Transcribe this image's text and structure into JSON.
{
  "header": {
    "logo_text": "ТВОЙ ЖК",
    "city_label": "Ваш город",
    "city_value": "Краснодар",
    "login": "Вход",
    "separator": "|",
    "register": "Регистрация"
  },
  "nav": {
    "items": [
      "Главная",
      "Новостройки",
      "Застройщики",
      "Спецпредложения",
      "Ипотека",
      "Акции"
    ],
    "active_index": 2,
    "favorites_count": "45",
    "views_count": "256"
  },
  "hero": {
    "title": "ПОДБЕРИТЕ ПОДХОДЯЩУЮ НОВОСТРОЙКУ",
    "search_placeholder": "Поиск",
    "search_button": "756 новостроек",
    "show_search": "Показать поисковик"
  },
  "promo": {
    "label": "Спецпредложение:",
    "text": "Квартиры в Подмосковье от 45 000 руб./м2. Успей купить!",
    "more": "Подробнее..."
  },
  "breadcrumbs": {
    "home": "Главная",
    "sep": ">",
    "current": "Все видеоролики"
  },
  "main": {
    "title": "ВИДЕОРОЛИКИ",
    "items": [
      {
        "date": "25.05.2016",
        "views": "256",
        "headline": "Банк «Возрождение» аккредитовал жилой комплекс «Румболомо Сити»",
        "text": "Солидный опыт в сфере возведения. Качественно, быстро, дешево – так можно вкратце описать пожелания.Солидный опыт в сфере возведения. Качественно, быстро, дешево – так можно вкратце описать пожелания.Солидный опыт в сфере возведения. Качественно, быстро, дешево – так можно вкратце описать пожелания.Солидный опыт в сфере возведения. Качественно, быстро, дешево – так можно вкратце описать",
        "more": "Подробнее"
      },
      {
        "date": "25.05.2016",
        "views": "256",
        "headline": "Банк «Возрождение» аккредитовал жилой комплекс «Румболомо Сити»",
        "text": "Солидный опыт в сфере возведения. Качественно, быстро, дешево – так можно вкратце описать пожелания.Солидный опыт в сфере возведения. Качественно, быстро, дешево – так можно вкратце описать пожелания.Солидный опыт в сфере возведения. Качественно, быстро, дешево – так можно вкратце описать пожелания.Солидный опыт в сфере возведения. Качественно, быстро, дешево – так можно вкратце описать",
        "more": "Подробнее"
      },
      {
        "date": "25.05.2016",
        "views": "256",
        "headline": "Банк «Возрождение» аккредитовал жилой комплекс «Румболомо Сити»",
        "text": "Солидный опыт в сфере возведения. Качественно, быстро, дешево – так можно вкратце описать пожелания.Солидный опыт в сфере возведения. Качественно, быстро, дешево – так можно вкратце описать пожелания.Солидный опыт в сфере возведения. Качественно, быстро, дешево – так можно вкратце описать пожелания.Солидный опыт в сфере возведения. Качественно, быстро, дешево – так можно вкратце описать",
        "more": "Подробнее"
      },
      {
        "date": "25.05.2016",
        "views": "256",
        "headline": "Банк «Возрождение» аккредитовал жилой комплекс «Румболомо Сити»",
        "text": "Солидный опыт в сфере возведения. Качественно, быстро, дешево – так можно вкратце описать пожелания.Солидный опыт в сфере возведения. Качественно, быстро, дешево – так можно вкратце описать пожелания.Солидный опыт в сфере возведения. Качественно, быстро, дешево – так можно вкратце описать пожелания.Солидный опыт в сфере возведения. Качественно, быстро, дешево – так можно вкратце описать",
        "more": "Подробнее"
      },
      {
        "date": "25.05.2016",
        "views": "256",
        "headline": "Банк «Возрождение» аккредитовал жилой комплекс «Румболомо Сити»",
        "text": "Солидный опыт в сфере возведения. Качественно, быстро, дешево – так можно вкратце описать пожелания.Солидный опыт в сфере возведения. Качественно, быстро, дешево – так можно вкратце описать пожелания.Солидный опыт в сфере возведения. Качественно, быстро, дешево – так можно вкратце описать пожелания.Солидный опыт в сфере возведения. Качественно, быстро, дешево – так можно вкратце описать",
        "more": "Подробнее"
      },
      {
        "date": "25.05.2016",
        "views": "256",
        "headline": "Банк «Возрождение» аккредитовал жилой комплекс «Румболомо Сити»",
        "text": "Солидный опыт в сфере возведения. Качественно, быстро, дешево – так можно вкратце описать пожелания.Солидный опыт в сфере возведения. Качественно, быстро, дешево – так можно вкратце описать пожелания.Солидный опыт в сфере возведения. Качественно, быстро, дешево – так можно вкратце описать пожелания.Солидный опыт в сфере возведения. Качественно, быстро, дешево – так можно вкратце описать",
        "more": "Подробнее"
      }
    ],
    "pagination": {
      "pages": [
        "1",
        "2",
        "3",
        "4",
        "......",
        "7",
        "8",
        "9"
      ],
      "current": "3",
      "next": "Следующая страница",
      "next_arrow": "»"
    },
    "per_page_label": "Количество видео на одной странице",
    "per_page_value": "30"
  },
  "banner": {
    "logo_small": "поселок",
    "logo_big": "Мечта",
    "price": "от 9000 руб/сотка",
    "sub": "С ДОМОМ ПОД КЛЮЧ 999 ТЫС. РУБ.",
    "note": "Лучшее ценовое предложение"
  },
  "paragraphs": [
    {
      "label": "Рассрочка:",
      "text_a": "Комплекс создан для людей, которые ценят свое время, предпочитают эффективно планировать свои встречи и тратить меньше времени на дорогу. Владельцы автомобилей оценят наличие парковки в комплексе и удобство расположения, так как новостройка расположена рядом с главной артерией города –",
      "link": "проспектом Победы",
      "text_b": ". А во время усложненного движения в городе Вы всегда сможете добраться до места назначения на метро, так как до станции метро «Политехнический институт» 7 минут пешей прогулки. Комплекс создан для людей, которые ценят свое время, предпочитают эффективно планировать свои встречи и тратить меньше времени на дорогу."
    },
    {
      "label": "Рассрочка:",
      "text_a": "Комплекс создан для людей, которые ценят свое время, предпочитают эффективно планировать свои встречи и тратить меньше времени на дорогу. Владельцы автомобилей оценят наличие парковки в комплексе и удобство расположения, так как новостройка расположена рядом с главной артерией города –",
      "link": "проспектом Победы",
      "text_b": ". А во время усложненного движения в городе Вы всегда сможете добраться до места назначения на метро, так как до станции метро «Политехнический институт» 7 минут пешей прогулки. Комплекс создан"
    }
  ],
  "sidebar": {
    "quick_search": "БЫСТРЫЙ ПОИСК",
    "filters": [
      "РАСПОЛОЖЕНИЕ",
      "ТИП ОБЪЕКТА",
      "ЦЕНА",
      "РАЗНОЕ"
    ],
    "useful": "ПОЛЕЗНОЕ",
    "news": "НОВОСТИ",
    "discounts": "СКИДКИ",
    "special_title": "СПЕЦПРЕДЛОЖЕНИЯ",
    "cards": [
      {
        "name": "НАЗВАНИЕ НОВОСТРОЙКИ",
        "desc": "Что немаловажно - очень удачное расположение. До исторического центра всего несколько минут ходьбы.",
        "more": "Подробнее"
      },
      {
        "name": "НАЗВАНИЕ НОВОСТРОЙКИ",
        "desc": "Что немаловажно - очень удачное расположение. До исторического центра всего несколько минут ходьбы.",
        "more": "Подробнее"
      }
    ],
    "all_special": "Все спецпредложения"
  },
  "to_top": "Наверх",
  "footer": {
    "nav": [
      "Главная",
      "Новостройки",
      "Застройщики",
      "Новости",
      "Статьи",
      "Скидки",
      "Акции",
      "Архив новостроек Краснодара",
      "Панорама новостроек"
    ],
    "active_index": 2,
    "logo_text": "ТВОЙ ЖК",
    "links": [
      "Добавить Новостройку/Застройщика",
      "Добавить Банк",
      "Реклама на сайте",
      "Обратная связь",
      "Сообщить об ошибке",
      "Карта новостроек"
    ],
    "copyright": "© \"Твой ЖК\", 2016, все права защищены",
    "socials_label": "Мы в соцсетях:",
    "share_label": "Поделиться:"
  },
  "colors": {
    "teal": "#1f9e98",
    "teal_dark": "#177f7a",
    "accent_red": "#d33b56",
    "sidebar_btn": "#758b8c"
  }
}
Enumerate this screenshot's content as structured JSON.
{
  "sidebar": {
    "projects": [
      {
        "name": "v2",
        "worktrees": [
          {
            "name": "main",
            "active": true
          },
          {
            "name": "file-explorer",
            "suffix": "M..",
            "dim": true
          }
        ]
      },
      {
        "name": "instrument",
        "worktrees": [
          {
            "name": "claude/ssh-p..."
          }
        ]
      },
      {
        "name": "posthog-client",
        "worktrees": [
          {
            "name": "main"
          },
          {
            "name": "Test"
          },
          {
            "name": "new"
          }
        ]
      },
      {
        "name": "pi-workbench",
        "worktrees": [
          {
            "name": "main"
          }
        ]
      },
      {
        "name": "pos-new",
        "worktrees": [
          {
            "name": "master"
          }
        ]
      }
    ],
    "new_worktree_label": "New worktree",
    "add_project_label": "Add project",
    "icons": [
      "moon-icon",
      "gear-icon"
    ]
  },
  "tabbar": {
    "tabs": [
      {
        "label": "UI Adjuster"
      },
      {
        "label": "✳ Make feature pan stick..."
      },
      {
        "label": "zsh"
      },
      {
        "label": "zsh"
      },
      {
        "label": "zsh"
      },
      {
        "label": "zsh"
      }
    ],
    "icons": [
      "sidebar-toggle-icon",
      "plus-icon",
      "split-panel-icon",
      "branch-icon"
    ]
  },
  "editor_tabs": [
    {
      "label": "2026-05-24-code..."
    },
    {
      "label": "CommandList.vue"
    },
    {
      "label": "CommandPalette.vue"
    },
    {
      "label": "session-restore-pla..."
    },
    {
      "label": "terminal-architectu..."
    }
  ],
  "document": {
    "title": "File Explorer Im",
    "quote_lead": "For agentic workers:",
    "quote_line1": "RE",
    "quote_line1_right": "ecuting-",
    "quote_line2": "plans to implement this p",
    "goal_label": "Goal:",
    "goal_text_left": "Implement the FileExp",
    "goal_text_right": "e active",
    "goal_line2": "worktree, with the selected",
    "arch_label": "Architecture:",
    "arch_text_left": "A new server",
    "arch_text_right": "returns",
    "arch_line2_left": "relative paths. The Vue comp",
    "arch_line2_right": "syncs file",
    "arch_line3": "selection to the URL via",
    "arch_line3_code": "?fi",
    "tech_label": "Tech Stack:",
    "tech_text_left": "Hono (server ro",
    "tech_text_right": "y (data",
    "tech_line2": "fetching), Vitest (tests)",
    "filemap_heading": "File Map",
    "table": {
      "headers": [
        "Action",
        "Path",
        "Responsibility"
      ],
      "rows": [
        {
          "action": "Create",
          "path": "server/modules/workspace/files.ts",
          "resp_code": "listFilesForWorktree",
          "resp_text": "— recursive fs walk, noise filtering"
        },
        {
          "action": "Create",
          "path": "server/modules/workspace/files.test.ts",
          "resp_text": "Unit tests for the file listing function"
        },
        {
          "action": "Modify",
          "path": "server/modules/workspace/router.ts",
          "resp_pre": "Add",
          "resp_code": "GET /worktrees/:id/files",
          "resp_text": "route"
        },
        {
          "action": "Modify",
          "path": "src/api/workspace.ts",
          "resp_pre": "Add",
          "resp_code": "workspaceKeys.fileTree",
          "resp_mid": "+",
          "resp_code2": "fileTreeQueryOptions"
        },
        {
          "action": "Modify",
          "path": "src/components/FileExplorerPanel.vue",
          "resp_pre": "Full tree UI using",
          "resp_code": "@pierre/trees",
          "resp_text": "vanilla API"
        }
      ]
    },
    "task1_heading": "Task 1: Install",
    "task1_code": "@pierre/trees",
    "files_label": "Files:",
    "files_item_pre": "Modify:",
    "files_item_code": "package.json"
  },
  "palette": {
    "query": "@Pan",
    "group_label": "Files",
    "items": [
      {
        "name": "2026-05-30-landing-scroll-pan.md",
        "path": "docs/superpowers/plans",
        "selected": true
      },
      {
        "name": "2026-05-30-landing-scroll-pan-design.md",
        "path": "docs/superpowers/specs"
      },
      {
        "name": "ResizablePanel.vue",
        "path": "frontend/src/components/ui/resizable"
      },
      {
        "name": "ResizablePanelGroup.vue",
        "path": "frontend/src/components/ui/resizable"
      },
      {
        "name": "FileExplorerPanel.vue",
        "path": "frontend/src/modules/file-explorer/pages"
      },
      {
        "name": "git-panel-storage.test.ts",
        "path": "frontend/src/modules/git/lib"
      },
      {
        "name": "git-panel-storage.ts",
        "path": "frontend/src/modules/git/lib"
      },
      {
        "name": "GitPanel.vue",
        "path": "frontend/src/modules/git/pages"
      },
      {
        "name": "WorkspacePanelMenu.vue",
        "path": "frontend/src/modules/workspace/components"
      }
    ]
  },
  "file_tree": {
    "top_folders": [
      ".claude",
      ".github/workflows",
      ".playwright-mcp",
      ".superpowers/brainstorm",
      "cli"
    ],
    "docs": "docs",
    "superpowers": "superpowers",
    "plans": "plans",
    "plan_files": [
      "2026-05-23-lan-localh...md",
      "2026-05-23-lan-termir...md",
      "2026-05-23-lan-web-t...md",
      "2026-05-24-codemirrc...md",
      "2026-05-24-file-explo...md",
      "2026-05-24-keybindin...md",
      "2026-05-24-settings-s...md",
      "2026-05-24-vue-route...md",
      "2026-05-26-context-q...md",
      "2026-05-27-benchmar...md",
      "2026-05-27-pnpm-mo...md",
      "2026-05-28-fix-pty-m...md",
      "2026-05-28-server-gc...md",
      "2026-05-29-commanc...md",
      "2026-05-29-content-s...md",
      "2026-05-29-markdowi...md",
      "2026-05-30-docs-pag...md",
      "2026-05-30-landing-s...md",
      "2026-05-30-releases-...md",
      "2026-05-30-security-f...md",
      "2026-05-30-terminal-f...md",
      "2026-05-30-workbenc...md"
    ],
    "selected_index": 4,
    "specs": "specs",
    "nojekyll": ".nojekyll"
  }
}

────────────────────────────────────────

→ What you are asked to do:
Search the data above for lines holding "components" and copy each of them.

→ Solution to the exercise:
          "path": "src/components/FileExplorerPanel.vue",
        "path": "frontend/src/components/ui/resizable"
        "path": "frontend/src/components/ui/resizable"
        "path": "frontend/src/modules/workspace/components"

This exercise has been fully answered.